Text block =>
________

If the salamanders have a substrate that does not allow them to burrow, then alternative hideouts need to be provided to relieve stress. If the keeper desires to observe the salamander in its burrow, the terrarium can be constructed with a center area consisting of gravel. Loose soil is provided around the center area to allow for burrowing. Pieces of PVC tubing can be cut in half and placed with the cut side against the window with an entrance above the soil level. If the side of the tank is covered with dark paper the salamanders will adopt the burrows and the paper can be removed when observations are desired. A water bowl may or may not be necessary depending upon the moisture gradient in the soil. However a water bowl will help prevent deaths due to desiccation as the salamander will retreat to the water bowl if the soil becomes too dry. If a water bowl is included in the enclosure, then the water should be changed either when it is soiled or every few days with dechlorinated tap water.

As with the larvae, excessive temperatures should be avoided. Temperatures over 78°F (25.6°C) for extended periods of time are potentially life threatening. The best temperature range would be the same as for the larval salamanders.

Feeding Adults:

The temperature of the enclosure will determine the frequency of feeding the salamander. If the temperature is 65°F (18.3°C) or cooler then the salamander may be fed once a week. At temperatures over 65°F (18.3°C) the salamander will need to be fed at least twice a week. The amount of food offered will also differ depending upon the temperature, with more food items being offered at warmer temperatures. Adult tiger salamanders will readily eat crickets, freshly shed mealworms, earthworms, caterpillars (e.g., wax worms, silk moth larvae), and pinky mice. Other than pinkies or wax worms, a good rule of thumb is to offer the salamander as much as it can eat in several hours or overnight. With pinkies or wax worms, these can be offered as an occasional treat or to fatten up a thin salamander, but because these food items contain high levels of fat, they should not be used as a steady diet. As a final caution, remove all uneaten crickets after 24 hours, as the crickets will bite and potentially harm or kill the salamander if left in the enclosure too long.


----------



## WorldBelow07 (Dec 16, 2004)

thanks







i have to hand feed mine crickets he cant eat by himself hes clumsy its so funny watching him try


----------

________

Goal 1 => Extract the stretch of the salamander care text from "As with the" through "the larval salamanders.".
The rows that follow are unrelated to the salamander care text.

Extracted data =>
________

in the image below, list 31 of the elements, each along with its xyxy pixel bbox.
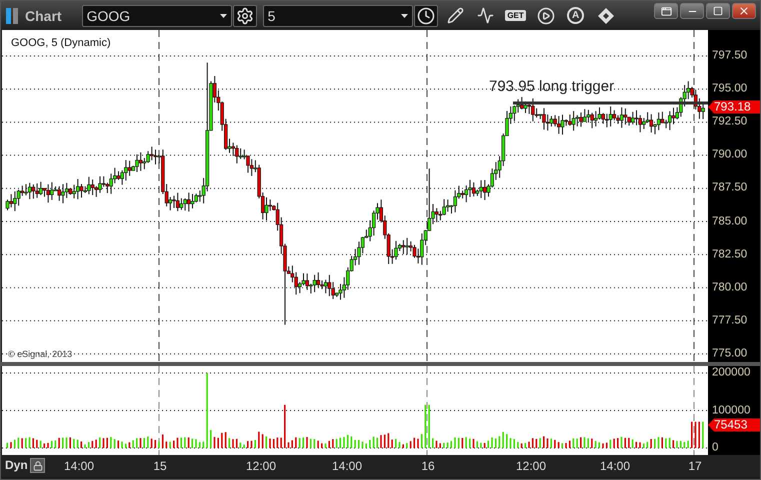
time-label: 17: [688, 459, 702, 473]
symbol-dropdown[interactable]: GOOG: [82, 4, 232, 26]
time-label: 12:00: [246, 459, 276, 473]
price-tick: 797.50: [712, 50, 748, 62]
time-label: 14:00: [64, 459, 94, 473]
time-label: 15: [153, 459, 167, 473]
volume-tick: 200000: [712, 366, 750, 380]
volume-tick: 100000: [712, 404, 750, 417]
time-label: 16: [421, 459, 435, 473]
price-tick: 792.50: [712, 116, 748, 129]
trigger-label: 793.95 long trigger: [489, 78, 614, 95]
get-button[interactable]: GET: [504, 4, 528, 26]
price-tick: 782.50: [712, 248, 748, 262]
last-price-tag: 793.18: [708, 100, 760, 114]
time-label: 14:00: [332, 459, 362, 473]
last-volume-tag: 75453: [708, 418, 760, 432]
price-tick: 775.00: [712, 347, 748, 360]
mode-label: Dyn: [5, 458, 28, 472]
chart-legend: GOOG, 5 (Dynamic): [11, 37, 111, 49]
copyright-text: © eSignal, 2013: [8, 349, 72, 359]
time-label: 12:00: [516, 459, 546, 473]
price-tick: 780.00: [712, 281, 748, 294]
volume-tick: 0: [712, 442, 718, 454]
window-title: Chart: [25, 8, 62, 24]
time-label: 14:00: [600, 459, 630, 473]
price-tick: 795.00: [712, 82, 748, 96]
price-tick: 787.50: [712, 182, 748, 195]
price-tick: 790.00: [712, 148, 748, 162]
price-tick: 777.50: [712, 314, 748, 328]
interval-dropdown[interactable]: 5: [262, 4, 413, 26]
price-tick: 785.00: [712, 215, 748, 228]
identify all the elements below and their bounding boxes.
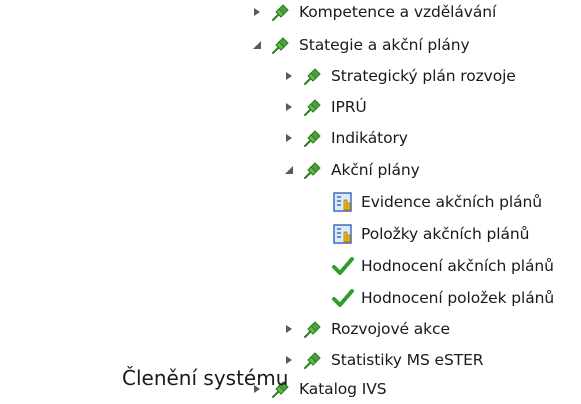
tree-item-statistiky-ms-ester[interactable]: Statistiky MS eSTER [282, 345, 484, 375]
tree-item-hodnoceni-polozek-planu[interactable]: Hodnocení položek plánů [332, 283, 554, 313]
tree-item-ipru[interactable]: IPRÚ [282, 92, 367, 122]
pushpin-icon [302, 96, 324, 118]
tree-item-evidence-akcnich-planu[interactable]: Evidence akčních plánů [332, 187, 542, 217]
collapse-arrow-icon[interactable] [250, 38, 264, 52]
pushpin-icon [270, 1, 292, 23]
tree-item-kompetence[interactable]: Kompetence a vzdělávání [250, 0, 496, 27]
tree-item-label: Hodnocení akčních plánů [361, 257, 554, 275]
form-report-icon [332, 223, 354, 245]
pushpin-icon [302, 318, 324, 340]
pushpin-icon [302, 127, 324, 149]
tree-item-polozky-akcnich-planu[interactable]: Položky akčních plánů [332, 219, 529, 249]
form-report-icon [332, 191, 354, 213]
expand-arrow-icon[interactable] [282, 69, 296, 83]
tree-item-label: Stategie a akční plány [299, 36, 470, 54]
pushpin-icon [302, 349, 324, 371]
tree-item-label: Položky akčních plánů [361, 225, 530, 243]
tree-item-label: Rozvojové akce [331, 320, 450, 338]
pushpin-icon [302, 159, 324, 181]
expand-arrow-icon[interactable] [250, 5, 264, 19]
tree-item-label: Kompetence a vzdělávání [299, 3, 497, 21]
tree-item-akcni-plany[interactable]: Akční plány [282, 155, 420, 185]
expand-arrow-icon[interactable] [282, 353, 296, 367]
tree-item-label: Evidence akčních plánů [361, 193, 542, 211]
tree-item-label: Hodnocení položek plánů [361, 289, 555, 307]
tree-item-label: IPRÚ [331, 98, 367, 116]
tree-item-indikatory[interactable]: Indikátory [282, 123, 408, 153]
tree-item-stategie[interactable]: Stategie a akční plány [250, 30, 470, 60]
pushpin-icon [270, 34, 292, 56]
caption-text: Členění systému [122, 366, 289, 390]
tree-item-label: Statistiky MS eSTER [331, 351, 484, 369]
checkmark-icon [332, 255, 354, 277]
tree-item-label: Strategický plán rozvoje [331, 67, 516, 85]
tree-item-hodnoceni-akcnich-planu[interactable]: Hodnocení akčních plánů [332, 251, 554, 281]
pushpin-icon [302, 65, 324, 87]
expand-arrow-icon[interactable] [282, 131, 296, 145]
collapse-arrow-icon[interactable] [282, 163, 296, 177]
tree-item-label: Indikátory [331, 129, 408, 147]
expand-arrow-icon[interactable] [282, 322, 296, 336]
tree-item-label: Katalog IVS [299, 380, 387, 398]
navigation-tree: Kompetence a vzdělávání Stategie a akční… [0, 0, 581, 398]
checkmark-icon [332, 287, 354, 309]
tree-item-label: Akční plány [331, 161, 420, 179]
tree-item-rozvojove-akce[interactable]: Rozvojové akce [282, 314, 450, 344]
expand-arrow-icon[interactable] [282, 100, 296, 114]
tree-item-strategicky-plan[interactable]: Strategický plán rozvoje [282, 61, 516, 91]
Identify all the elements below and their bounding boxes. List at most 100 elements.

________

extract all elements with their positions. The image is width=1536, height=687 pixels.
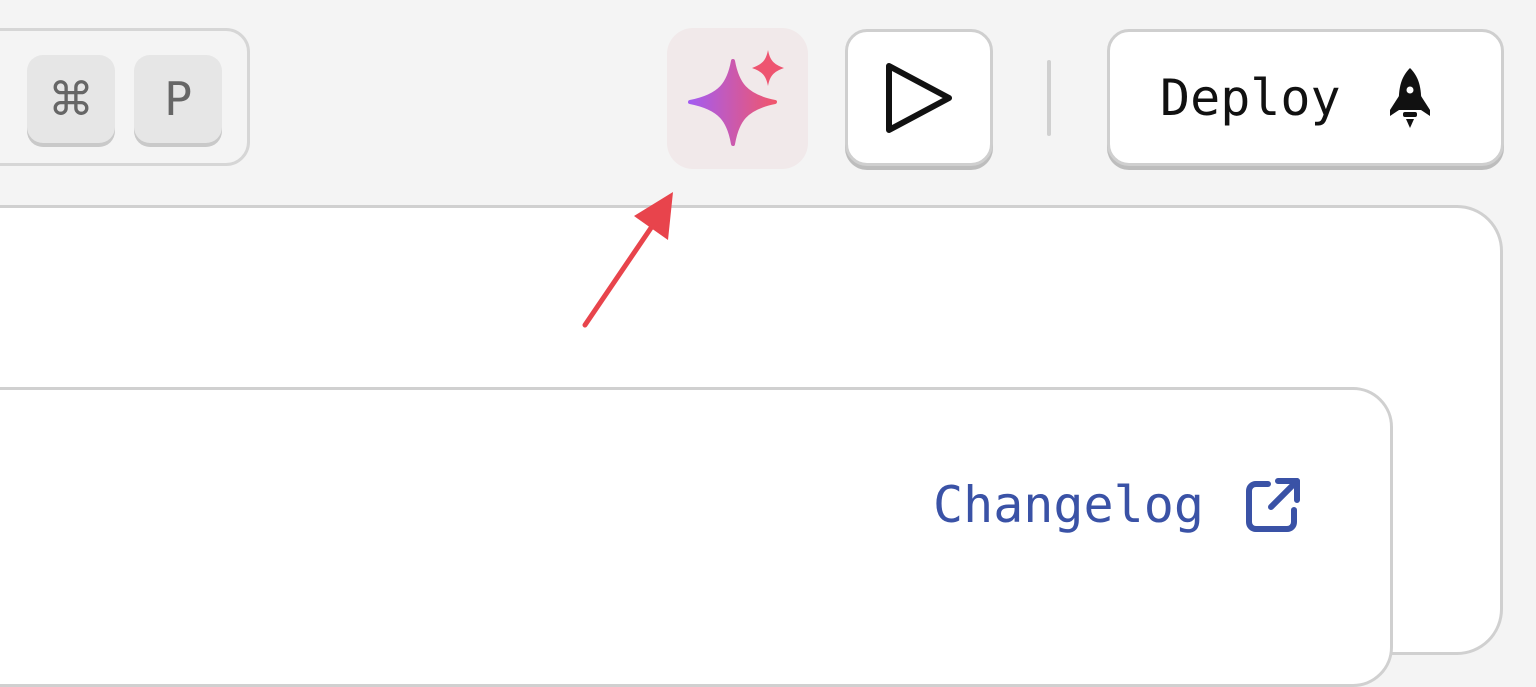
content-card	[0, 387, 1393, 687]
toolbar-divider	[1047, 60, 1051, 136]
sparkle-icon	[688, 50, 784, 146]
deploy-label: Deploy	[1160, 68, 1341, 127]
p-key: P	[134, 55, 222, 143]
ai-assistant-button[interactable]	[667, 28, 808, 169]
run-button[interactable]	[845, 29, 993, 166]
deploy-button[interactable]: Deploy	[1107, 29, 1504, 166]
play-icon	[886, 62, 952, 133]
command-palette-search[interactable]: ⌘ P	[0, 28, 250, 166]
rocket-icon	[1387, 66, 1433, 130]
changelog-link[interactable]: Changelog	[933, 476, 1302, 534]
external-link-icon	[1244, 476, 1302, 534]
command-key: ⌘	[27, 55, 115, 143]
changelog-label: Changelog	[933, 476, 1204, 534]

________

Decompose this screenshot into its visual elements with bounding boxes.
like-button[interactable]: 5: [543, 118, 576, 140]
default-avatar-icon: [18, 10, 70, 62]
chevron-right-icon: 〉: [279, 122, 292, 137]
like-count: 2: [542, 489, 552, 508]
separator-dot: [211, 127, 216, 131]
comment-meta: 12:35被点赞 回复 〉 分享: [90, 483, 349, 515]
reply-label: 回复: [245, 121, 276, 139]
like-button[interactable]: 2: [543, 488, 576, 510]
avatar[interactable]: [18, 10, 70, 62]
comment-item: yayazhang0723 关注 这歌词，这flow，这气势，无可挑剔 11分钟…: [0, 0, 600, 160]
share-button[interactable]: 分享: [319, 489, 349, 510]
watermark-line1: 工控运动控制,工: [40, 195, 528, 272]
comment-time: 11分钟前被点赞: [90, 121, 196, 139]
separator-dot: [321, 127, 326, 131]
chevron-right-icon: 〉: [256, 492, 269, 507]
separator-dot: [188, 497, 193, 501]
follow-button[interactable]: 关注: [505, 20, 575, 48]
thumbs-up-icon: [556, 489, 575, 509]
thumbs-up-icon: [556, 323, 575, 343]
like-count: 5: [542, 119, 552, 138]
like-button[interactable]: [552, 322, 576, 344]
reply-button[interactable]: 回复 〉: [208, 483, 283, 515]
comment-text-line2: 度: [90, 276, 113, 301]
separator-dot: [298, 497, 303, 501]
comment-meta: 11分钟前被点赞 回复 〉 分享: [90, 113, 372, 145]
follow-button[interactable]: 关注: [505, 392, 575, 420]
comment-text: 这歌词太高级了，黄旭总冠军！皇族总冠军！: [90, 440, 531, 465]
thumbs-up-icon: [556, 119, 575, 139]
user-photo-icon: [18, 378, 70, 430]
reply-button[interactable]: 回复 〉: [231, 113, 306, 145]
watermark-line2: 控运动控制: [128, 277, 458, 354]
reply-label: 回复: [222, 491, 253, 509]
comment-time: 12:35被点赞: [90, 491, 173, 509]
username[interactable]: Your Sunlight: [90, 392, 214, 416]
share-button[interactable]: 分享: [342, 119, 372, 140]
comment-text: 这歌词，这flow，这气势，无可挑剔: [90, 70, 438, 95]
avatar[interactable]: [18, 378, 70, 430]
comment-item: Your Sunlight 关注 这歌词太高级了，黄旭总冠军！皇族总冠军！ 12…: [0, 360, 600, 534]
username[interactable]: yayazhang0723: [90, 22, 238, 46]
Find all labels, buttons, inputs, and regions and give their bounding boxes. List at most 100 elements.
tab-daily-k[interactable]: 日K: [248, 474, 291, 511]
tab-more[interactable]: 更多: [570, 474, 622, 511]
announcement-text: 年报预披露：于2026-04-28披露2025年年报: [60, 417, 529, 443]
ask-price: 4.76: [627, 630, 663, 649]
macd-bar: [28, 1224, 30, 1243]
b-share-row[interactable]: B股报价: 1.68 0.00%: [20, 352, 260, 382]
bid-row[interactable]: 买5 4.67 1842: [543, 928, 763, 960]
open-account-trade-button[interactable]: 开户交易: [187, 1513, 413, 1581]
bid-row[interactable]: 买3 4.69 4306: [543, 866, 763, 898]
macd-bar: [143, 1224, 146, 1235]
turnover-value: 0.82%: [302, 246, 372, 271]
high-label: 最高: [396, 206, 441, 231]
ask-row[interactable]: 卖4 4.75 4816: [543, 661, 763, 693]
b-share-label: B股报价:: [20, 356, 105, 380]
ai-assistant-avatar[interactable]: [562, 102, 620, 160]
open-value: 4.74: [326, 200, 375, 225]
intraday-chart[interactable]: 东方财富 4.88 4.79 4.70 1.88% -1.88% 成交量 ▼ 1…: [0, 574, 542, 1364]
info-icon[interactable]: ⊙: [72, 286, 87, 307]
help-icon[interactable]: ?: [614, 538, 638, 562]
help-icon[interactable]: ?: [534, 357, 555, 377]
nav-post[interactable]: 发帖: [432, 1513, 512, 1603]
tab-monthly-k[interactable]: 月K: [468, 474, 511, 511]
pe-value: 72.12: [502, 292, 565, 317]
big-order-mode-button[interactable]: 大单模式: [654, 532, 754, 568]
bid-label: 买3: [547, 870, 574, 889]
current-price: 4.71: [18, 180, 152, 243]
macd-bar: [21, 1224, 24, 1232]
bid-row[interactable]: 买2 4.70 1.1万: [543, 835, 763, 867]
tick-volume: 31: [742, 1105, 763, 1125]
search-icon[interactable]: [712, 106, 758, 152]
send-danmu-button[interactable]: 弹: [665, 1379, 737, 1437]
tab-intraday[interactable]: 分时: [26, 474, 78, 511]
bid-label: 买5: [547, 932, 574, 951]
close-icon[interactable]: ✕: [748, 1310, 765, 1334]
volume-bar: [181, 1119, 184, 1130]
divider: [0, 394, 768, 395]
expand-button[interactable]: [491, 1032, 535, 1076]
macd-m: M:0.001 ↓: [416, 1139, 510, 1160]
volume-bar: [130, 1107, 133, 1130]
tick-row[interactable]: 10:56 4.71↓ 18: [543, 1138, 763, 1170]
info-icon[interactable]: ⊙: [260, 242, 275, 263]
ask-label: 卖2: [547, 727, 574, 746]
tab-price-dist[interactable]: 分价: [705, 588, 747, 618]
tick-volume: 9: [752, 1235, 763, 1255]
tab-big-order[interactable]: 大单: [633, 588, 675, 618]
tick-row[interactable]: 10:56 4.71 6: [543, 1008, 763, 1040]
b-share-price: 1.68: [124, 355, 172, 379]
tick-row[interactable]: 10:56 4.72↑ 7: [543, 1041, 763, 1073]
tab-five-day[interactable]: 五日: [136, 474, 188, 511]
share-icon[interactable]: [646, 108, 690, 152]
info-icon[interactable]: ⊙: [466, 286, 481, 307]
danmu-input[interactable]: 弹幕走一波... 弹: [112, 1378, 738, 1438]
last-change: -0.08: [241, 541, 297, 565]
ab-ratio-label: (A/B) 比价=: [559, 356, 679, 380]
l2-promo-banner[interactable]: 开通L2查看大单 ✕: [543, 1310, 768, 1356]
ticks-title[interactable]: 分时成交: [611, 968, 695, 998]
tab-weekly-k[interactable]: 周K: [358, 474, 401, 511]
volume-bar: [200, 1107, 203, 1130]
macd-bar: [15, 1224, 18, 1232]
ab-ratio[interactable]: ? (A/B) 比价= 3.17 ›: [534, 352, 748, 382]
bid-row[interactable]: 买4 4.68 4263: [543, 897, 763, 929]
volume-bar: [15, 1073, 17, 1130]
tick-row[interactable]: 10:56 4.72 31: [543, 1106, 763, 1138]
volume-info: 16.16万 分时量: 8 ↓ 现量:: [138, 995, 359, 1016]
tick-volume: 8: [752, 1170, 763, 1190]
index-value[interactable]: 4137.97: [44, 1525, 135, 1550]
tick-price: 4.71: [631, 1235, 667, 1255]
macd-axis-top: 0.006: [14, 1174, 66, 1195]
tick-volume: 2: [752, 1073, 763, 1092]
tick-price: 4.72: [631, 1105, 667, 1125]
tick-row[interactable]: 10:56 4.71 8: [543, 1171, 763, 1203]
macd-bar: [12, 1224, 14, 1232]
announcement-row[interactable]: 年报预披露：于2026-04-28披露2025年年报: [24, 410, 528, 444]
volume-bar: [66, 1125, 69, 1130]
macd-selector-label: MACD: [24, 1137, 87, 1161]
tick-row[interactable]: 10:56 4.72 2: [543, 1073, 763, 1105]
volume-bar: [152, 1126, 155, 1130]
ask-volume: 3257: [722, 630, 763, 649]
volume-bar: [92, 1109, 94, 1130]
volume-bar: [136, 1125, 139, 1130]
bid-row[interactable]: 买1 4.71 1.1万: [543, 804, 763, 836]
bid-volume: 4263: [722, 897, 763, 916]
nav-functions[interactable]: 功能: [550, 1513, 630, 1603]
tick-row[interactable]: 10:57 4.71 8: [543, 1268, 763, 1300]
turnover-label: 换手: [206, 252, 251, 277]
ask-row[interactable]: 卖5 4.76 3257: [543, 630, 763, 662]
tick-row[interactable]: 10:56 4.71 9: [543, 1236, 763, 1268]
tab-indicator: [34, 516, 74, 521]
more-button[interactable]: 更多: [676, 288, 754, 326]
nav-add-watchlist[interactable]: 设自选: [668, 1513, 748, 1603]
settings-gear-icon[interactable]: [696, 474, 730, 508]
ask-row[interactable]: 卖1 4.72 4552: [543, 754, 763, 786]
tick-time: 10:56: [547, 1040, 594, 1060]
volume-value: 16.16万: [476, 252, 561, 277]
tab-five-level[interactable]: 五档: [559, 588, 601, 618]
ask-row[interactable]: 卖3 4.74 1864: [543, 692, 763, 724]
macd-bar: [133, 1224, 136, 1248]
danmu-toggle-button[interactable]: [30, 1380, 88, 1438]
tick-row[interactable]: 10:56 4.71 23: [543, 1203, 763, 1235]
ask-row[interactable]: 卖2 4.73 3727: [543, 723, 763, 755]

________

Goal 2 => Copy the rows from the one containing "extract all elements" through the one containing "476, 1204, 534]", including both ends. Leave out any picture.

Result 1 =>
As with the larvae, excessive temperatures should be avoided. Temperatures over 78°F (25.6°C) for extended periods of time are potentially life threatening. The best temperature range would be the same as for the larval salamanders.

Result 2 =>
extract all elements with their positions. The image is width=1536, height=687 pixels.
content-card	[0, 387, 1393, 687]
toolbar-divider	[1047, 60, 1051, 136]
sparkle-icon	[688, 50, 784, 146]
deploy-label: Deploy	[1160, 68, 1341, 127]
p-key: P	[134, 55, 222, 143]
ai-assistant-button[interactable]	[667, 28, 808, 169]
run-button[interactable]	[845, 29, 993, 166]
deploy-button[interactable]: Deploy	[1107, 29, 1504, 166]
play-icon	[886, 62, 952, 133]
command-palette-search[interactable]: ⌘ P	[0, 28, 250, 166]
rocket-icon	[1387, 66, 1433, 130]
changelog-link[interactable]: Changelog	[933, 476, 1302, 534]
external-link-icon	[1244, 476, 1302, 534]
command-key: ⌘	[27, 55, 115, 143]
changelog-label: Changelog	[933, 476, 1204, 534]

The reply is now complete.